▼▼▼

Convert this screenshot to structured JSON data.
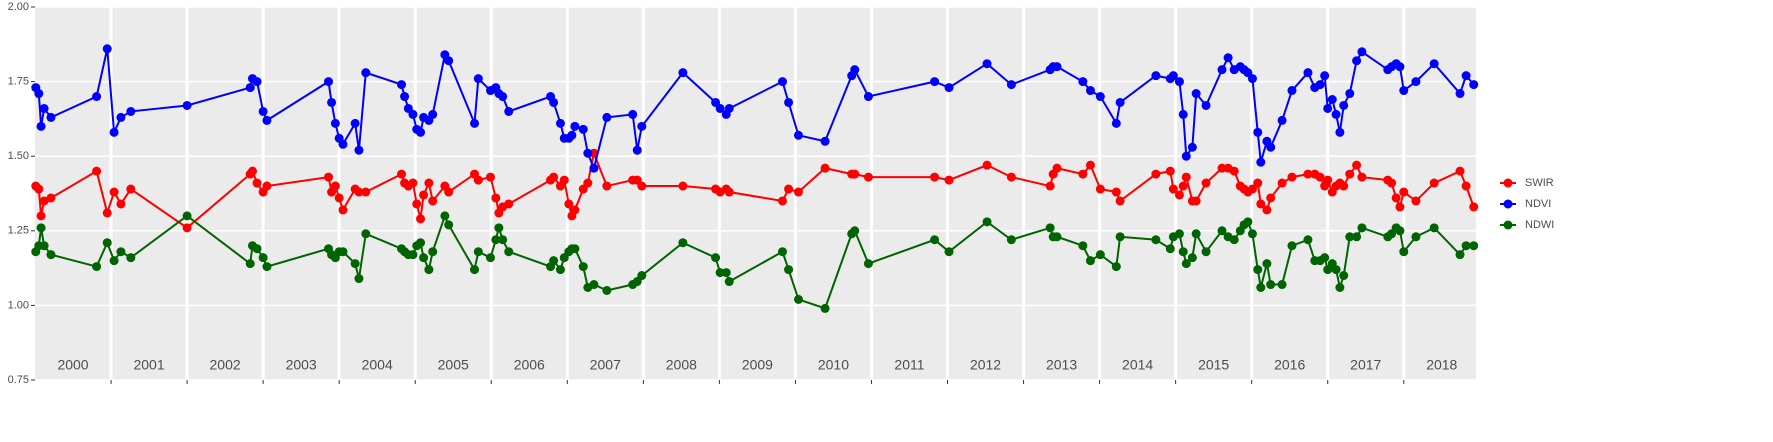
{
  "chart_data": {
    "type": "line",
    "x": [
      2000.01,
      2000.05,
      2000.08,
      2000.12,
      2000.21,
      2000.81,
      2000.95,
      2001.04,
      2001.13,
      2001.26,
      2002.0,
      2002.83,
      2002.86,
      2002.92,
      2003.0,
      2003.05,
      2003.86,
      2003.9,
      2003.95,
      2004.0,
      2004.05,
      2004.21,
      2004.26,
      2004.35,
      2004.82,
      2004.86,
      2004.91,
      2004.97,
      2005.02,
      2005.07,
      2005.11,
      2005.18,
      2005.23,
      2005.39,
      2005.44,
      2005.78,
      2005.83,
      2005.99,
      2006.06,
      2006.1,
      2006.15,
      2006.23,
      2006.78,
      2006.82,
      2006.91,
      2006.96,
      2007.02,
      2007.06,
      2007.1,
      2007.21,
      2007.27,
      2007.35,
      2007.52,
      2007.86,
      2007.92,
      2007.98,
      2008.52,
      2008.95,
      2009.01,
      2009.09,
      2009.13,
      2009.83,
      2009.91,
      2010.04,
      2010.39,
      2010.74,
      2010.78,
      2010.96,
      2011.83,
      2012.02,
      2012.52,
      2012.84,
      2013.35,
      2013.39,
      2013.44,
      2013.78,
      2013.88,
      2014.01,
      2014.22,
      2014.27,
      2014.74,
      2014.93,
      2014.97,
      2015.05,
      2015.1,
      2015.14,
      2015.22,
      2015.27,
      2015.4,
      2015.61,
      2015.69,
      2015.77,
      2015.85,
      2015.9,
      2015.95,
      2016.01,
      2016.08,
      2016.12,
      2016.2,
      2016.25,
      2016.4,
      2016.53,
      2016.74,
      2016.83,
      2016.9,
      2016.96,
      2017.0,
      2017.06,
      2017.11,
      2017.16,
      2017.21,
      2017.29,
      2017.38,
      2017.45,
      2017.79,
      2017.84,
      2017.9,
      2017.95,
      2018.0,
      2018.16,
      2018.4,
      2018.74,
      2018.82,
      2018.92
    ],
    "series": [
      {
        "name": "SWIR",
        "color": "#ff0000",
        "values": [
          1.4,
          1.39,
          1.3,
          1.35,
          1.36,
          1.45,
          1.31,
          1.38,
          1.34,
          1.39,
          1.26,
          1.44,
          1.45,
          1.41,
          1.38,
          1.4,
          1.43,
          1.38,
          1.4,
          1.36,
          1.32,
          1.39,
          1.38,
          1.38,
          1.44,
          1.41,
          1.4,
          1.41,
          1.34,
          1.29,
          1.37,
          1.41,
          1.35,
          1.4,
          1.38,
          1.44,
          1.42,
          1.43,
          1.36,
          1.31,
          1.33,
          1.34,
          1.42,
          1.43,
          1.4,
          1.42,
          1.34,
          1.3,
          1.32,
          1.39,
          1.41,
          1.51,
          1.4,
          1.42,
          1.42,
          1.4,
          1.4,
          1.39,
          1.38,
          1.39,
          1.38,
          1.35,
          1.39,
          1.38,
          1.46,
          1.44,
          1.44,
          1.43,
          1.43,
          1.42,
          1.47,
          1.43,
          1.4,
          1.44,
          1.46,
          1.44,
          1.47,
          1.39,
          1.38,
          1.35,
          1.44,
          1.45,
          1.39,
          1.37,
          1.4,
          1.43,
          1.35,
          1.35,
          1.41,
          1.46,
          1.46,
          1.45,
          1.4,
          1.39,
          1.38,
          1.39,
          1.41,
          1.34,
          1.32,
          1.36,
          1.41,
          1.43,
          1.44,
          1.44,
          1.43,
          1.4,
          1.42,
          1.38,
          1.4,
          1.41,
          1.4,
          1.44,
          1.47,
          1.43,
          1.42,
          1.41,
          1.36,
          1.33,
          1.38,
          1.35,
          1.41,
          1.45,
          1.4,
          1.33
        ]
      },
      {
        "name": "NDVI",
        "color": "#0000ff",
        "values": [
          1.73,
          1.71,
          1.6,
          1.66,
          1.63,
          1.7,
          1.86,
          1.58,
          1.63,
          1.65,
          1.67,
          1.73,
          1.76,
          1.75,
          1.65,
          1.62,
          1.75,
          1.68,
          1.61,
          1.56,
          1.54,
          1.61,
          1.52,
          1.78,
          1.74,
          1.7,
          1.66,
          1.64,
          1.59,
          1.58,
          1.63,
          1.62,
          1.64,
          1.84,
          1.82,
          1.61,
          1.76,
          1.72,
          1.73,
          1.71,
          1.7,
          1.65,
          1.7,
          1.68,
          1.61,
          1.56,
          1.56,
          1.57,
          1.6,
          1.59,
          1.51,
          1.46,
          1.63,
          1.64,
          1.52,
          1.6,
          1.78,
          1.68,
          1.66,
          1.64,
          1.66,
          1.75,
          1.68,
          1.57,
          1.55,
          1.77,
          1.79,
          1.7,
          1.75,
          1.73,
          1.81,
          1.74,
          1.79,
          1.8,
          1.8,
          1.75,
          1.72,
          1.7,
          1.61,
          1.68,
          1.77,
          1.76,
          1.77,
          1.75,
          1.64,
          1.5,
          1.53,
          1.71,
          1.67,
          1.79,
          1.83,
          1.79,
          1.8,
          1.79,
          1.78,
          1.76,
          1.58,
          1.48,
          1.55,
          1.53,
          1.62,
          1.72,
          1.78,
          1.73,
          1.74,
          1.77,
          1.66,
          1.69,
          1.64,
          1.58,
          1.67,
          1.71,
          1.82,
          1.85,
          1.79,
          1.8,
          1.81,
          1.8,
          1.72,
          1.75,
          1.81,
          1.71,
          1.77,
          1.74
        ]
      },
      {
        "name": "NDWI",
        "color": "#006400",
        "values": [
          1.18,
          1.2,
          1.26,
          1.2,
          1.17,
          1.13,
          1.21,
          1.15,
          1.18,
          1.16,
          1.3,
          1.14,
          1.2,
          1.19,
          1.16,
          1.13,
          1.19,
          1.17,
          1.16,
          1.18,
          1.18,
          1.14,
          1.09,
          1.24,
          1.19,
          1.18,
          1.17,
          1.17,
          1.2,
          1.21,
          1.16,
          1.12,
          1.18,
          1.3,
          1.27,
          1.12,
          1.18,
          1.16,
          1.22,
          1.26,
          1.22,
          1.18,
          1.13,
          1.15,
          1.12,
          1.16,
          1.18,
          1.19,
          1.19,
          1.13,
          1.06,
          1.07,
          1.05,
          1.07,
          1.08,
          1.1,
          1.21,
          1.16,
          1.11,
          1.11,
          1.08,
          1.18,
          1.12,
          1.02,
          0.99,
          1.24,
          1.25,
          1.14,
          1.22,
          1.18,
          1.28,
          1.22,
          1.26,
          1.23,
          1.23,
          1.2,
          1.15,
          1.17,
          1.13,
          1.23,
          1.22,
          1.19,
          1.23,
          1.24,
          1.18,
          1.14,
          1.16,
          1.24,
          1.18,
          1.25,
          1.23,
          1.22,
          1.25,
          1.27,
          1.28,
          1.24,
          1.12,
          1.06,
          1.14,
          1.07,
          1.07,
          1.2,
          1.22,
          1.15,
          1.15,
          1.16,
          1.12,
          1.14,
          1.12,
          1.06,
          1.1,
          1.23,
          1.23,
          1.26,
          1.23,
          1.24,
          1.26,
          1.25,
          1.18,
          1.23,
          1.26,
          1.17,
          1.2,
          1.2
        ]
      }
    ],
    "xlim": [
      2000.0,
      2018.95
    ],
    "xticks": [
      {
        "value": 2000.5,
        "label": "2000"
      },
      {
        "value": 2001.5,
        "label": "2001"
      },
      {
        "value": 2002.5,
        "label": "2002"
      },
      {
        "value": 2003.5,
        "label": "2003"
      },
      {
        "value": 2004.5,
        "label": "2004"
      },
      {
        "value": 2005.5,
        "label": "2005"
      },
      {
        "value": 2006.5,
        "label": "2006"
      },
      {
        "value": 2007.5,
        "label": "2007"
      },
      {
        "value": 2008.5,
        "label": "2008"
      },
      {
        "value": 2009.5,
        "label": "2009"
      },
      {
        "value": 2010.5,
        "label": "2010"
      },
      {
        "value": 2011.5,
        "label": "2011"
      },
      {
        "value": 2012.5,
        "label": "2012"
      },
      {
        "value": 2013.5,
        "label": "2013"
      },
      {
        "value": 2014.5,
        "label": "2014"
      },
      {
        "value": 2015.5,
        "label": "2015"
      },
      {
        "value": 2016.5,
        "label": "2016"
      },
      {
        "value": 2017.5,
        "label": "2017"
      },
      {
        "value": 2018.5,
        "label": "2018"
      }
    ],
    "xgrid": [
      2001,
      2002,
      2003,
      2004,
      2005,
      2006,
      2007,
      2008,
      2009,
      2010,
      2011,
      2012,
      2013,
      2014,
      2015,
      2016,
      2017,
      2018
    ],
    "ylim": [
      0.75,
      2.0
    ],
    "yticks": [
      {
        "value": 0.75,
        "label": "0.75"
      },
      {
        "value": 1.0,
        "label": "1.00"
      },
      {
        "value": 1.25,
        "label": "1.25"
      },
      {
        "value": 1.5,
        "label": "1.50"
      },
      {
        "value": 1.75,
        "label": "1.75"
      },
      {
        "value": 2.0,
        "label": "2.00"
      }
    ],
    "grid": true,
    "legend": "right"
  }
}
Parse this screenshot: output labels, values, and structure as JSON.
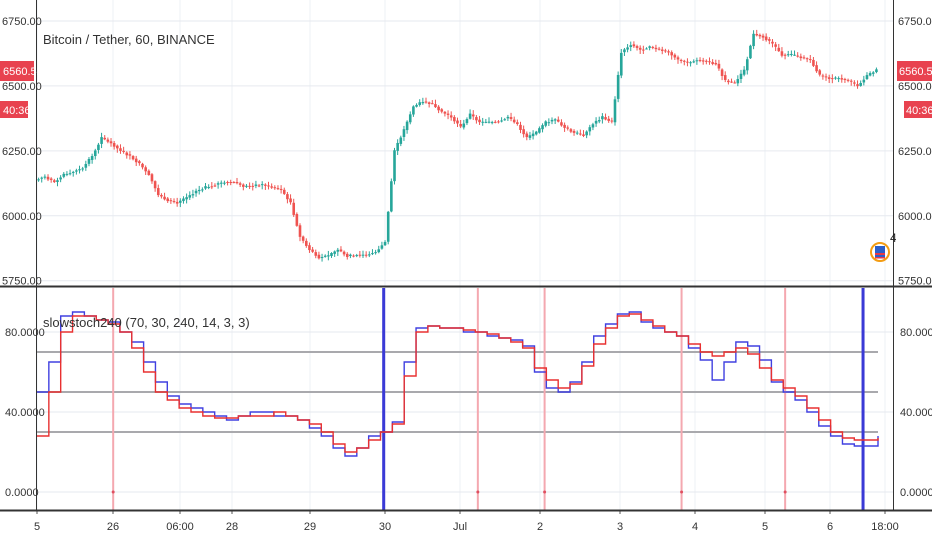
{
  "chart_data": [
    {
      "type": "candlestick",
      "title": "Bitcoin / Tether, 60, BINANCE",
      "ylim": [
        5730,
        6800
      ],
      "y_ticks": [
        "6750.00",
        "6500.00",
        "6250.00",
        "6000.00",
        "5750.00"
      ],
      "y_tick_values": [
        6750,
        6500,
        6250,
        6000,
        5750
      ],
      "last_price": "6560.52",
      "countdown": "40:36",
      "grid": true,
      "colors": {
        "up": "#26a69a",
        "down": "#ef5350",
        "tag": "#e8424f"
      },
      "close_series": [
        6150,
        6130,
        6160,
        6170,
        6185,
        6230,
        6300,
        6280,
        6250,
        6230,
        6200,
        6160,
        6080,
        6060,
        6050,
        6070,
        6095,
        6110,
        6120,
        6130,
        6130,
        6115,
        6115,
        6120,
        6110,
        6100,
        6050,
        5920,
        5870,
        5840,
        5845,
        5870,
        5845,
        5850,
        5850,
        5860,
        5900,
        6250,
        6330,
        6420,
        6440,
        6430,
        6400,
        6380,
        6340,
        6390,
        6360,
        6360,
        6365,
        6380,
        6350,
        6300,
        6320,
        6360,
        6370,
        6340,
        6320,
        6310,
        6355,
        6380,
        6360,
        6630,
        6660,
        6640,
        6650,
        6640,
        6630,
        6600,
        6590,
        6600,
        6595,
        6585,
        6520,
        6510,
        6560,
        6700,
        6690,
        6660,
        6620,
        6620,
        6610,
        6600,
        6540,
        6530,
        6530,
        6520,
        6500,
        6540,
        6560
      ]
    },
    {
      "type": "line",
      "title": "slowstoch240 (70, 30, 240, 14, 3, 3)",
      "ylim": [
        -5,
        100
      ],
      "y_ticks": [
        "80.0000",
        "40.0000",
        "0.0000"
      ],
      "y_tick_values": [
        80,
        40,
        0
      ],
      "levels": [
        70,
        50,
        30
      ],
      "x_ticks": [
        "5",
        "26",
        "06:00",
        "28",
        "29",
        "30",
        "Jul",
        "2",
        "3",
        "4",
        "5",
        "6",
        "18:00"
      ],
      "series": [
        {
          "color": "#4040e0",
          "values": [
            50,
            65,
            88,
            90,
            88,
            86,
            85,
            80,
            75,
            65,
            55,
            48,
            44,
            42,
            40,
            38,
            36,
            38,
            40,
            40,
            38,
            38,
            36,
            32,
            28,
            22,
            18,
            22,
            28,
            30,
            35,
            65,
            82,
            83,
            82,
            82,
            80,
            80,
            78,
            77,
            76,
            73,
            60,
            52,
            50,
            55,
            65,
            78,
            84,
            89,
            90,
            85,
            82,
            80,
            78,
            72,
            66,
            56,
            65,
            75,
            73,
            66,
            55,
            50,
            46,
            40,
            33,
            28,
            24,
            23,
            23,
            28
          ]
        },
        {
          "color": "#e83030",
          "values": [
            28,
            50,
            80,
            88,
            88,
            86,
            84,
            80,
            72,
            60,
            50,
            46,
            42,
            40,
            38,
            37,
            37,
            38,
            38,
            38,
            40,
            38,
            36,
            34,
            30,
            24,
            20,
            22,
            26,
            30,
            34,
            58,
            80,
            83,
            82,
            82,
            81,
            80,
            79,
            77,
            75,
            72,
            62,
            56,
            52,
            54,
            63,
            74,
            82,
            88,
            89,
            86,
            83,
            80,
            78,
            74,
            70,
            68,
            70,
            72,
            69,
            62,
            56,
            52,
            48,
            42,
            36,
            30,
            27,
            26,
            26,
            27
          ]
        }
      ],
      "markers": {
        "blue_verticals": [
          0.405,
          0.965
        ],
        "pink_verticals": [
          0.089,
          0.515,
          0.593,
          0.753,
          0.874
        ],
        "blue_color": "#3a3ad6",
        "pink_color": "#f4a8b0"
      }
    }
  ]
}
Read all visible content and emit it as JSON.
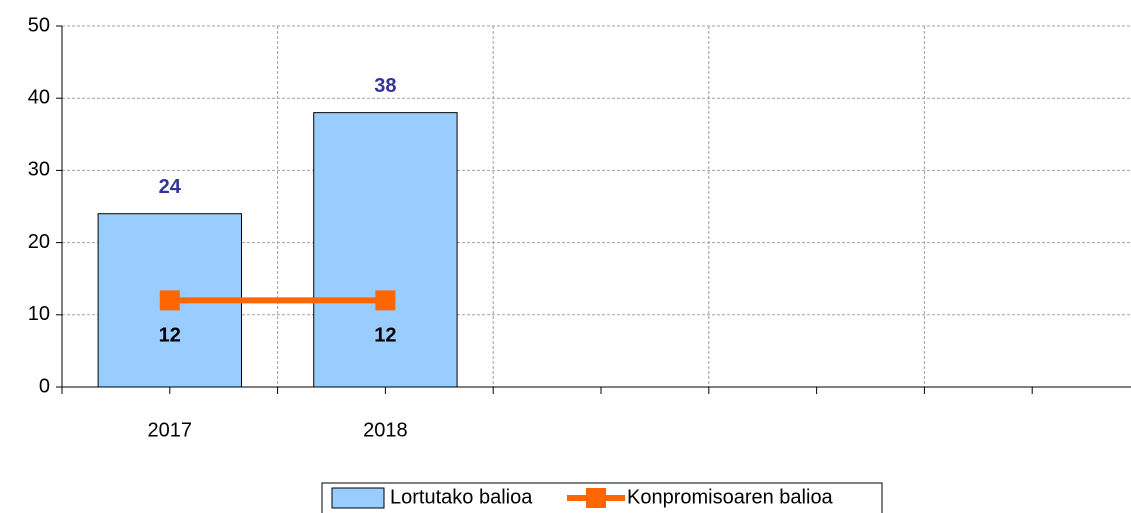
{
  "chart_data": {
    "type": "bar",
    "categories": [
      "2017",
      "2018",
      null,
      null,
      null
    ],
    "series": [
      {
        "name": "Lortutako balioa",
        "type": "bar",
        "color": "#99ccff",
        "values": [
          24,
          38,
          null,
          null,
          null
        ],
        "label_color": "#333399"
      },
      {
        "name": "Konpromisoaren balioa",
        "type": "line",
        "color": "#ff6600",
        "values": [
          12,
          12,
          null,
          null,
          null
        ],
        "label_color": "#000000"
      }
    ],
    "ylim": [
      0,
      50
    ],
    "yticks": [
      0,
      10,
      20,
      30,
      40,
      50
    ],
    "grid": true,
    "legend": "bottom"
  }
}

▲▲▲

▶ _To be done_:
Return every line holding the word "name" from the records.

▶ _Exercise result_:
        "name": "SWIR",
        "name": "NDVI",
        "name": "NDWI",
        "name": "Lortutako balioa",
        "name": "Konpromisoaren balioa",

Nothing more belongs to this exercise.